Reproduce each of the following items verbatim, omitting the pictures from your answer.

:::

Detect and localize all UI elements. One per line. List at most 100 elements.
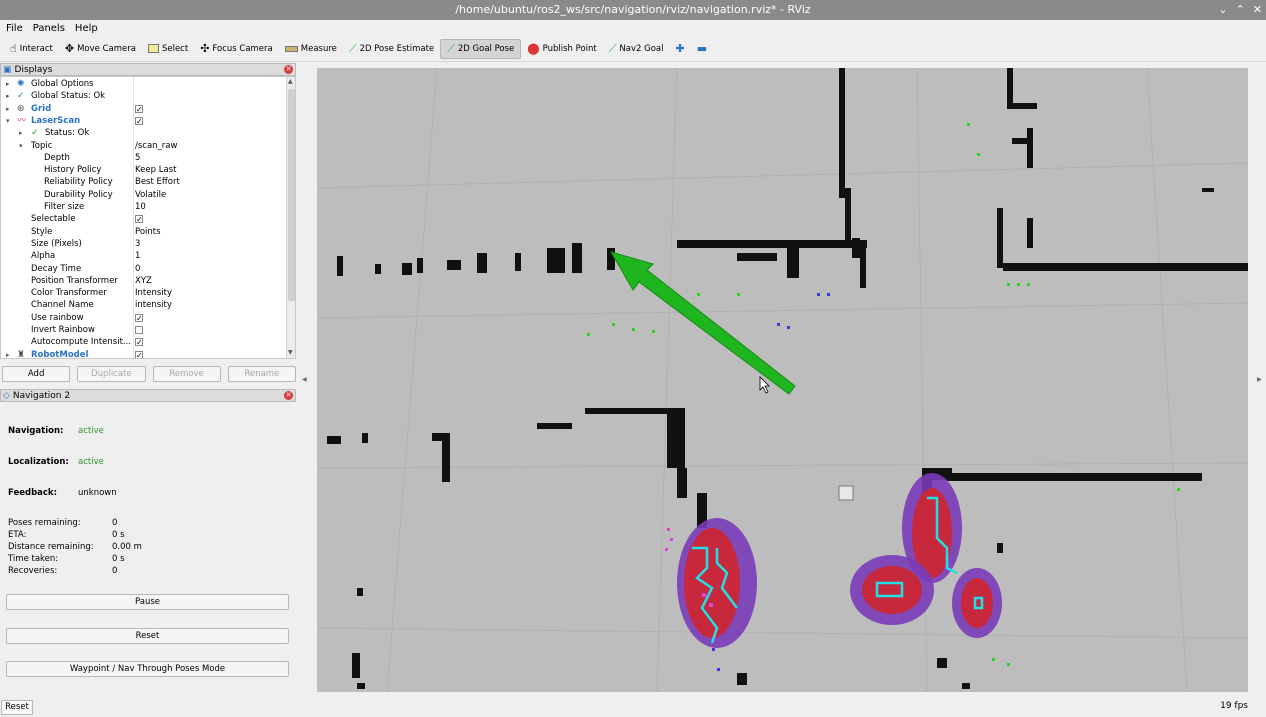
tree-row-global-status[interactable]: ▸ ✓ Global Status: Ok — [6, 91, 106, 102]
close-icon[interactable]: ✕ — [284, 391, 293, 400]
collapse-right-icon[interactable]: ▶ — [1257, 376, 1262, 383]
navigation-title: Navigation 2 — [12, 390, 71, 401]
tree-row-style[interactable]: Style Points — [31, 226, 161, 237]
displays-tree: ▸ ✺ Global Options ▸ ✓ Global Status: Ok… — [0, 76, 296, 359]
duplicate-button[interactable]: Duplicate — [77, 366, 146, 382]
waypoint-mode-button[interactable]: Waypoint / Nav Through Poses Mode — [6, 661, 289, 677]
add-tool-button[interactable]: ✚ — [669, 39, 690, 59]
tool-publish-point[interactable]: ⬤ Publish Point — [527, 42, 597, 55]
scrollbar-thumb[interactable] — [288, 89, 295, 301]
close-icon[interactable]: ✕ — [1252, 3, 1262, 16]
minimize-icon[interactable]: ⌄ — [1218, 3, 1228, 16]
tree-row-durability-policy[interactable]: Durability Policy Volatile — [44, 189, 167, 200]
tool-interact[interactable]: ☝ Interact — [10, 42, 53, 55]
display-buttons: Add Duplicate Remove Rename — [0, 366, 296, 382]
tree-row-alpha[interactable]: Alpha 1 — [31, 251, 141, 262]
expand-arrow-icon[interactable]: ▸ — [6, 80, 10, 88]
scroll-down-icon[interactable]: ▼ — [288, 349, 293, 356]
robot-model[interactable] — [838, 485, 854, 501]
invert-rainbow-checkbox[interactable] — [135, 326, 143, 334]
menu-help[interactable]: Help — [74, 22, 98, 34]
expand-arrow-icon[interactable]: ▸ — [6, 350, 10, 359]
tree-row-status-ok[interactable]: ▸ ✓ Status: Ok — [19, 128, 90, 139]
scroll-up-icon[interactable]: ▲ — [288, 78, 293, 85]
pause-button[interactable]: Pause — [6, 594, 289, 610]
stat-poses-remaining: Poses remaining: 0 — [8, 518, 118, 528]
close-icon[interactable]: ✕ — [284, 65, 293, 74]
autocompute-checkbox[interactable]: ✓ — [135, 338, 143, 348]
tree-row-filter-size[interactable]: Filter size 10 — [44, 202, 146, 212]
remove-button[interactable]: Remove — [152, 366, 221, 382]
maximize-icon[interactable]: ⌃ — [1235, 3, 1245, 16]
local-costmap — [677, 473, 1002, 648]
tree-row-position-transformer[interactable]: Position Transformer XYZ — [31, 275, 152, 286]
tree-row-robotmodel[interactable]: ▸ ♜ RobotModel ✓ — [6, 349, 143, 359]
pin-icon: ⬤ — [527, 42, 540, 55]
displays-scrollbar[interactable]: ▲ ▼ — [286, 77, 295, 358]
tree-row-invert-rainbow[interactable]: Invert Rainbow — [1, 324, 286, 336]
tool-2d-goal-pose[interactable]: ⟋ 2D Goal Pose — [440, 38, 522, 59]
laserscan-icon: 〰 — [17, 115, 27, 126]
toolbar: ☝ Interact ✥ Move Camera Select ✣ Focus Cam… — [0, 36, 1266, 62]
tree-row-use-rainbow[interactable]: Use rainbow ✓ — [31, 312, 143, 323]
map-render[interactable] — [317, 68, 1248, 692]
displays-title: Displays — [14, 64, 53, 75]
laserscan-checkbox[interactable]: ✓ — [135, 116, 143, 126]
collapse-left-icon[interactable]: ◀ — [302, 376, 307, 383]
menu-file[interactable]: File — [6, 22, 23, 34]
robotmodel-checkbox[interactable]: ✓ — [135, 350, 143, 359]
nav-status-localization: Localization: active — [8, 457, 104, 467]
tree-row-history-policy[interactable]: History Policy Keep Last — [44, 165, 177, 176]
tree-row-laserscan[interactable]: ▾ 〰 LaserScan ✓ — [6, 115, 143, 126]
tree-row-topic[interactable]: ▾ Topic /scan_raw — [19, 140, 178, 151]
expand-arrow-icon[interactable]: ▸ — [6, 92, 10, 101]
selectable-checkbox[interactable]: ✓ — [135, 215, 143, 225]
tool-focus-camera[interactable]: ✣ Focus Camera — [200, 42, 273, 55]
plus-icon: ✚ — [675, 42, 685, 55]
tree-row-grid[interactable]: ▸ ⊛ Grid ✓ — [6, 103, 143, 114]
tree-row-channel-name[interactable]: Channel Name intensity — [31, 300, 172, 311]
stat-distance-remaining: Distance remaining: 0.00 m — [8, 542, 142, 552]
add-button[interactable]: Add — [2, 366, 71, 382]
diamond-icon: ◇ — [3, 390, 10, 401]
tree-row-global-options[interactable]: ▸ ✺ Global Options — [6, 79, 94, 89]
tree-row-selectable[interactable]: Selectable ✓ — [31, 214, 143, 225]
nav-status-feedback: Feedback: unknown — [8, 488, 117, 498]
tree-row-size-pixels[interactable]: Size (Pixels) 3 — [31, 238, 141, 249]
displays-panel-header: ▣ Displays ✕ — [0, 63, 296, 76]
use-rainbow-checkbox[interactable]: ✓ — [135, 313, 143, 323]
tree-row-decay-time[interactable]: Decay Time 0 — [31, 263, 141, 274]
nav-status-navigation: Navigation: active — [8, 426, 104, 436]
expand-arrow-icon[interactable]: ▸ — [19, 129, 23, 138]
rviz-3d-viewport[interactable] — [317, 68, 1248, 692]
grid-checkbox[interactable]: ✓ — [135, 104, 143, 114]
rename-button[interactable]: Rename — [227, 366, 296, 382]
planned-path — [692, 496, 984, 644]
tree-row-autocompute-intensity[interactable]: Autocompute Intensit... ✓ — [31, 337, 143, 348]
monitor-icon: ▣ — [3, 64, 12, 75]
tool-2d-pose-estimate[interactable]: ⟋ 2D Pose Estimate — [348, 42, 435, 55]
reset-button[interactable]: Reset — [1, 700, 33, 715]
goal-arrow-icon: ⟋ — [447, 42, 455, 55]
collapse-arrow-icon[interactable]: ▾ — [6, 116, 10, 125]
window-titlebar: /home/ubuntu/ros2_ws/src/navigation/rviz… — [0, 0, 1266, 20]
fps-readout: 19 fps — [1220, 701, 1248, 711]
menu-panels[interactable]: Panels — [32, 22, 65, 34]
tree-row-color-transformer[interactable]: Color Transformer Intensity — [31, 288, 172, 299]
tool-select[interactable]: Select — [142, 39, 194, 59]
reset-nav-button[interactable]: Reset — [6, 628, 289, 644]
robot-icon: ♜ — [17, 349, 26, 359]
tree-row-reliability-policy[interactable]: Reliability Policy Best Effort — [44, 177, 180, 188]
tool-nav2-goal[interactable]: ⟋ Nav2 Goal — [608, 42, 664, 55]
tool-move-camera[interactable]: ✥ Move Camera — [64, 42, 136, 55]
select-icon — [147, 44, 159, 53]
remove-tool-button[interactable]: ▬ — [691, 39, 713, 59]
minus-icon: ▬ — [696, 42, 708, 55]
tree-row-depth[interactable]: Depth 5 — [44, 152, 141, 163]
goal-pose-arrow[interactable] — [609, 251, 796, 395]
stat-recoveries: Recoveries: 0 — [8, 566, 118, 576]
ruler-icon — [284, 45, 298, 52]
tool-measure[interactable]: Measure — [279, 39, 343, 59]
collapse-arrow-icon[interactable]: ▾ — [19, 141, 23, 150]
expand-arrow-icon[interactable]: ▸ — [6, 104, 10, 113]
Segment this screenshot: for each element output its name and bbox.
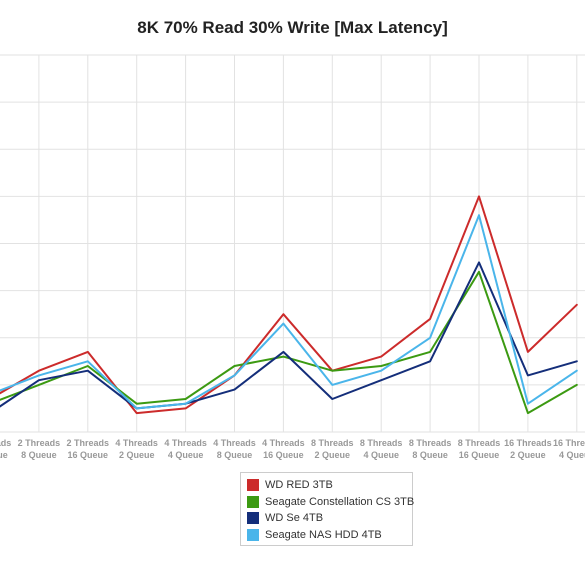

:::

■ ANSWER FOR THIS EXERCISE
Detect and localize all UI elements. One per line. List at most 100 elements.
tree-row-global-status[interactable]: ▸ ✓ Global Status: Ok — [6, 91, 106, 102]
close-icon[interactable]: ✕ — [284, 391, 293, 400]
collapse-right-icon[interactable]: ▶ — [1257, 376, 1262, 383]
navigation-title: Navigation 2 — [12, 390, 71, 401]
tree-row-style[interactable]: Style Points — [31, 226, 161, 237]
displays-tree: ▸ ✺ Global Options ▸ ✓ Global Status: Ok… — [0, 76, 296, 359]
duplicate-button[interactable]: Duplicate — [77, 366, 146, 382]
waypoint-mode-button[interactable]: Waypoint / Nav Through Poses Mode — [6, 661, 289, 677]
add-tool-button[interactable]: ✚ — [669, 39, 690, 59]
tool-publish-point[interactable]: ⬤ Publish Point — [527, 42, 597, 55]
scrollbar-thumb[interactable] — [288, 89, 295, 301]
close-icon[interactable]: ✕ — [1252, 3, 1262, 16]
minimize-icon[interactable]: ⌄ — [1218, 3, 1228, 16]
tree-row-durability-policy[interactable]: Durability Policy Volatile — [44, 189, 167, 200]
tool-interact[interactable]: ☝ Interact — [10, 42, 53, 55]
display-buttons: Add Duplicate Remove Rename — [0, 366, 296, 382]
tree-row-alpha[interactable]: Alpha 1 — [31, 251, 141, 262]
expand-arrow-icon[interactable]: ▸ — [6, 80, 10, 88]
scroll-down-icon[interactable]: ▼ — [288, 349, 293, 356]
robot-model[interactable] — [838, 485, 854, 501]
invert-rainbow-checkbox[interactable] — [135, 326, 143, 334]
menu-help[interactable]: Help — [74, 22, 98, 34]
expand-arrow-icon[interactable]: ▸ — [6, 350, 10, 359]
tree-row-status-ok[interactable]: ▸ ✓ Status: Ok — [19, 128, 90, 139]
scroll-up-icon[interactable]: ▲ — [288, 78, 293, 85]
pause-button[interactable]: Pause — [6, 594, 289, 610]
stat-poses-remaining: Poses remaining: 0 — [8, 518, 118, 528]
close-icon[interactable]: ✕ — [284, 65, 293, 74]
autocompute-checkbox[interactable]: ✓ — [135, 338, 143, 348]
tree-row-filter-size[interactable]: Filter size 10 — [44, 202, 146, 212]
remove-button[interactable]: Remove — [152, 366, 221, 382]
maximize-icon[interactable]: ⌃ — [1235, 3, 1245, 16]
local-costmap — [677, 473, 1002, 648]
tree-row-position-transformer[interactable]: Position Transformer XYZ — [31, 275, 152, 286]
tree-row-robotmodel[interactable]: ▸ ♜ RobotModel ✓ — [6, 349, 143, 359]
pin-icon: ⬤ — [527, 42, 540, 55]
displays-scrollbar[interactable]: ▲ ▼ — [286, 77, 295, 358]
tree-row-invert-rainbow[interactable]: Invert Rainbow — [1, 324, 286, 336]
tool-2d-goal-pose[interactable]: ⟋ 2D Goal Pose — [440, 38, 522, 59]
laserscan-icon: 〰 — [17, 115, 27, 126]
toolbar: ☝ Interact ✥ Move Camera Select ✣ Focus Cam… — [0, 36, 1266, 62]
tree-row-use-rainbow[interactable]: Use rainbow ✓ — [31, 312, 143, 323]
map-render[interactable] — [317, 68, 1248, 692]
displays-title: Displays — [14, 64, 53, 75]
laserscan-checkbox[interactable]: ✓ — [135, 116, 143, 126]
collapse-left-icon[interactable]: ◀ — [302, 376, 307, 383]
menu-file[interactable]: File — [6, 22, 23, 34]
robotmodel-checkbox[interactable]: ✓ — [135, 350, 143, 359]
nav-status-localization: Localization: active — [8, 457, 104, 467]
tree-row-history-policy[interactable]: History Policy Keep Last — [44, 165, 177, 176]
tree-row-laserscan[interactable]: ▾ 〰 LaserScan ✓ — [6, 115, 143, 126]
tree-row-topic[interactable]: ▾ Topic /scan_raw — [19, 140, 178, 151]
expand-arrow-icon[interactable]: ▸ — [6, 92, 10, 101]
selectable-checkbox[interactable]: ✓ — [135, 215, 143, 225]
tool-focus-camera[interactable]: ✣ Focus Camera — [200, 42, 273, 55]
plus-icon: ✚ — [675, 42, 685, 55]
tree-row-grid[interactable]: ▸ ⊛ Grid ✓ — [6, 103, 143, 114]
tree-row-channel-name[interactable]: Channel Name intensity — [31, 300, 172, 311]
stat-distance-remaining: Distance remaining: 0.00 m — [8, 542, 142, 552]
add-button[interactable]: Add — [2, 366, 71, 382]
diamond-icon: ◇ — [3, 390, 10, 401]
tree-row-global-options[interactable]: ▸ ✺ Global Options — [6, 79, 94, 89]
tree-row-selectable[interactable]: Selectable ✓ — [31, 214, 143, 225]
nav-status-feedback: Feedback: unknown — [8, 488, 117, 498]
tree-row-size-pixels[interactable]: Size (Pixels) 3 — [31, 238, 141, 249]
displays-panel-header: ▣ Displays ✕ — [0, 63, 296, 76]
use-rainbow-checkbox[interactable]: ✓ — [135, 313, 143, 323]
tree-row-decay-time[interactable]: Decay Time 0 — [31, 263, 141, 274]
nav-status-navigation: Navigation: active — [8, 426, 104, 436]
expand-arrow-icon[interactable]: ▸ — [19, 129, 23, 138]
rviz-3d-viewport[interactable] — [317, 68, 1248, 692]
grid-checkbox[interactable]: ✓ — [135, 104, 143, 114]
rename-button[interactable]: Rename — [227, 366, 296, 382]
planned-path — [692, 496, 984, 644]
tree-row-autocompute-intensity[interactable]: Autocompute Intensit... ✓ — [31, 337, 143, 348]
monitor-icon: ▣ — [3, 64, 12, 75]
tool-2d-pose-estimate[interactable]: ⟋ 2D Pose Estimate — [348, 42, 435, 55]
reset-button[interactable]: Reset — [1, 700, 33, 715]
goal-arrow-icon: ⟋ — [447, 42, 455, 55]
collapse-arrow-icon[interactable]: ▾ — [6, 116, 10, 125]
window-titlebar: /home/ubuntu/ros2_ws/src/navigation/rviz… — [0, 0, 1266, 20]
fps-readout: 19 fps — [1220, 701, 1248, 711]
menu-panels[interactable]: Panels — [32, 22, 65, 34]
tree-row-color-transformer[interactable]: Color Transformer Intensity — [31, 288, 172, 299]
tool-select[interactable]: Select — [142, 39, 194, 59]
reset-nav-button[interactable]: Reset — [6, 628, 289, 644]
robot-icon: ♜ — [17, 349, 26, 359]
tree-row-reliability-policy[interactable]: Reliability Policy Best Effort — [44, 177, 180, 188]
tool-nav2-goal[interactable]: ⟋ Nav2 Goal — [608, 42, 664, 55]
tool-move-camera[interactable]: ✥ Move Camera — [64, 42, 136, 55]
select-icon — [147, 44, 159, 53]
remove-tool-button[interactable]: ▬ — [691, 39, 713, 59]
minus-icon: ▬ — [696, 42, 708, 55]
tree-row-depth[interactable]: Depth 5 — [44, 152, 141, 163]
goal-pose-arrow[interactable] — [609, 251, 796, 395]
stat-recoveries: Recoveries: 0 — [8, 566, 118, 576]
ruler-icon — [284, 45, 298, 52]
tool-measure[interactable]: Measure — [279, 39, 343, 59]
collapse-arrow-icon[interactable]: ▾ — [19, 141, 23, 150]
expand-arrow-icon[interactable]: ▸ — [6, 104, 10, 113]
Segment this screenshot: for each element output its name and bbox.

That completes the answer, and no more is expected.